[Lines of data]
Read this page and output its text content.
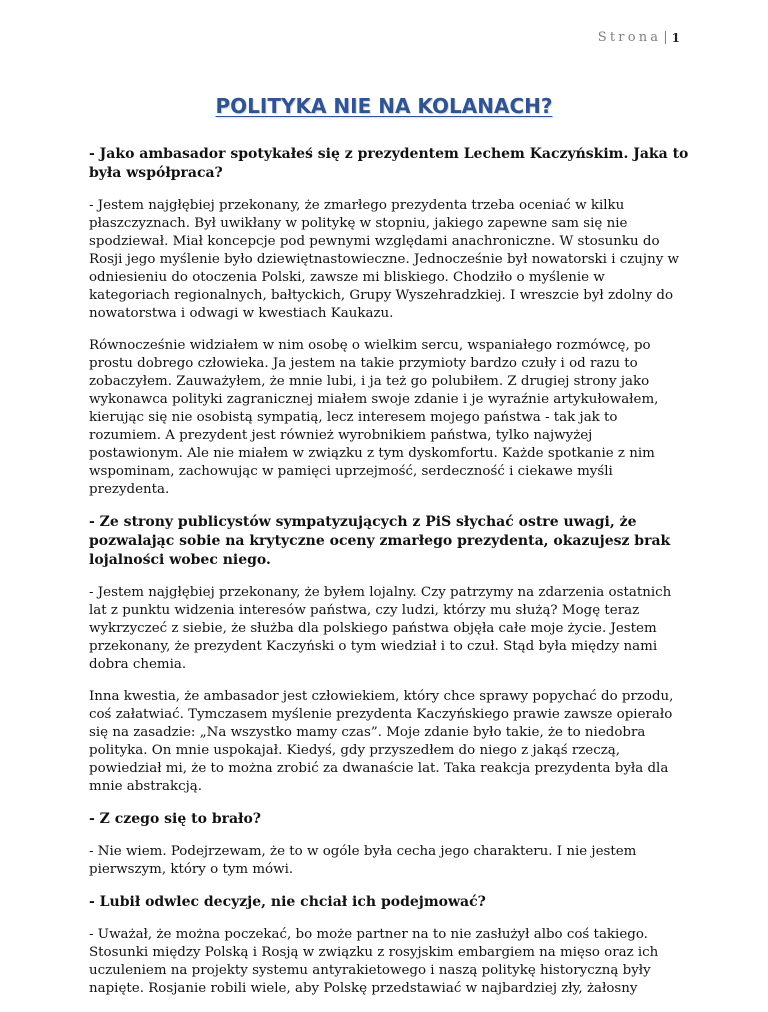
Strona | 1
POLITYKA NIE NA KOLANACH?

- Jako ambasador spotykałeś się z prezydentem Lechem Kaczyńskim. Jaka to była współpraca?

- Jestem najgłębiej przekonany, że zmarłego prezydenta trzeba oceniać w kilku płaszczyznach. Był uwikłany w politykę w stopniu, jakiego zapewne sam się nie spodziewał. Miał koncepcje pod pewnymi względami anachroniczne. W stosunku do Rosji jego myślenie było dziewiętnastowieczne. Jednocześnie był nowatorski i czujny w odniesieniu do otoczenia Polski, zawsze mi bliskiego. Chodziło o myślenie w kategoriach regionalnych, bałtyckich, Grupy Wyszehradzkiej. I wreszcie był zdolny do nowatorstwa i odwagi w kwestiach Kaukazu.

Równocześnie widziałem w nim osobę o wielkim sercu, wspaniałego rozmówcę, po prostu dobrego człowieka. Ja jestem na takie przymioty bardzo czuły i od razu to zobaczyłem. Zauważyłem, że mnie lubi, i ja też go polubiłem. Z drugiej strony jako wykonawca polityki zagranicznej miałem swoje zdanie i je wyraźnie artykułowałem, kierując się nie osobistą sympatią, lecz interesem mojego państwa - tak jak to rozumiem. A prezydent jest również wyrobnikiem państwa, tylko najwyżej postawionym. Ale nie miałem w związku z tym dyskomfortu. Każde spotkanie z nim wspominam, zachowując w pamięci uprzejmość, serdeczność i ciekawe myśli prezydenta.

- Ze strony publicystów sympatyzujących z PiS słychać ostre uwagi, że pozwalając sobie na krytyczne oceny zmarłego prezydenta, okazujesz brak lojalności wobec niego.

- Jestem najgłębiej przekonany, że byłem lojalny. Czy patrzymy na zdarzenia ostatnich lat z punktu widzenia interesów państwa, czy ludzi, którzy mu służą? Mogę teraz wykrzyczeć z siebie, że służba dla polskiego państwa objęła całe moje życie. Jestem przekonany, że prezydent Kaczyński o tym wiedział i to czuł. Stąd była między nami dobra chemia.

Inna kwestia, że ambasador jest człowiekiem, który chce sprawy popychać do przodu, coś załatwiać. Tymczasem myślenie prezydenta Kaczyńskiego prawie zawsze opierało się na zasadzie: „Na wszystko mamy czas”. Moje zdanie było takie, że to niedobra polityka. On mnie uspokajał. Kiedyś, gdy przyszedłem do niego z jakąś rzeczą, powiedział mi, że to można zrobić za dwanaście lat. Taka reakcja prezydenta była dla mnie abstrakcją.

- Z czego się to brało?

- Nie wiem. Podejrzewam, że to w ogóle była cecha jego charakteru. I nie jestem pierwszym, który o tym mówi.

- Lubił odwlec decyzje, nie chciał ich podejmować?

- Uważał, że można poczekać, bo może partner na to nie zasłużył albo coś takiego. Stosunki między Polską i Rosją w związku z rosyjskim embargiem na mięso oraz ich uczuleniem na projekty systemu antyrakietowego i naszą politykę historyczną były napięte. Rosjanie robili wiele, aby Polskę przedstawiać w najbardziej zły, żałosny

WHAT TO DO: Copy every single line of the material above that holds "między".

RESPONSE TO THE EXERCISE:
- Jestem najgłębiej przekonany, że byłem lojalny. Czy patrzymy na zdarzenia ostatnich lat z punktu widzenia interesów państwa, czy ludzi, którzy mu służą? Mogę teraz wykrzyczeć z siebie, że służba dla polskiego państwa objęła całe moje życie. Jestem przekonany, że prezydent Kaczyński o tym wiedział i to czuł. Stąd była między nami dobra chemia.
- Uważał, że można poczekać, bo może partner na to nie zasłużył albo coś takiego. Stosunki między Polską i Rosją w związku z rosyjskim embargiem na mięso oraz ich uczuleniem na projekty systemu antyrakietowego i naszą politykę historyczną były napięte. Rosjanie robili wiele, aby Polskę przedstawiać w najbardziej zły, żałosny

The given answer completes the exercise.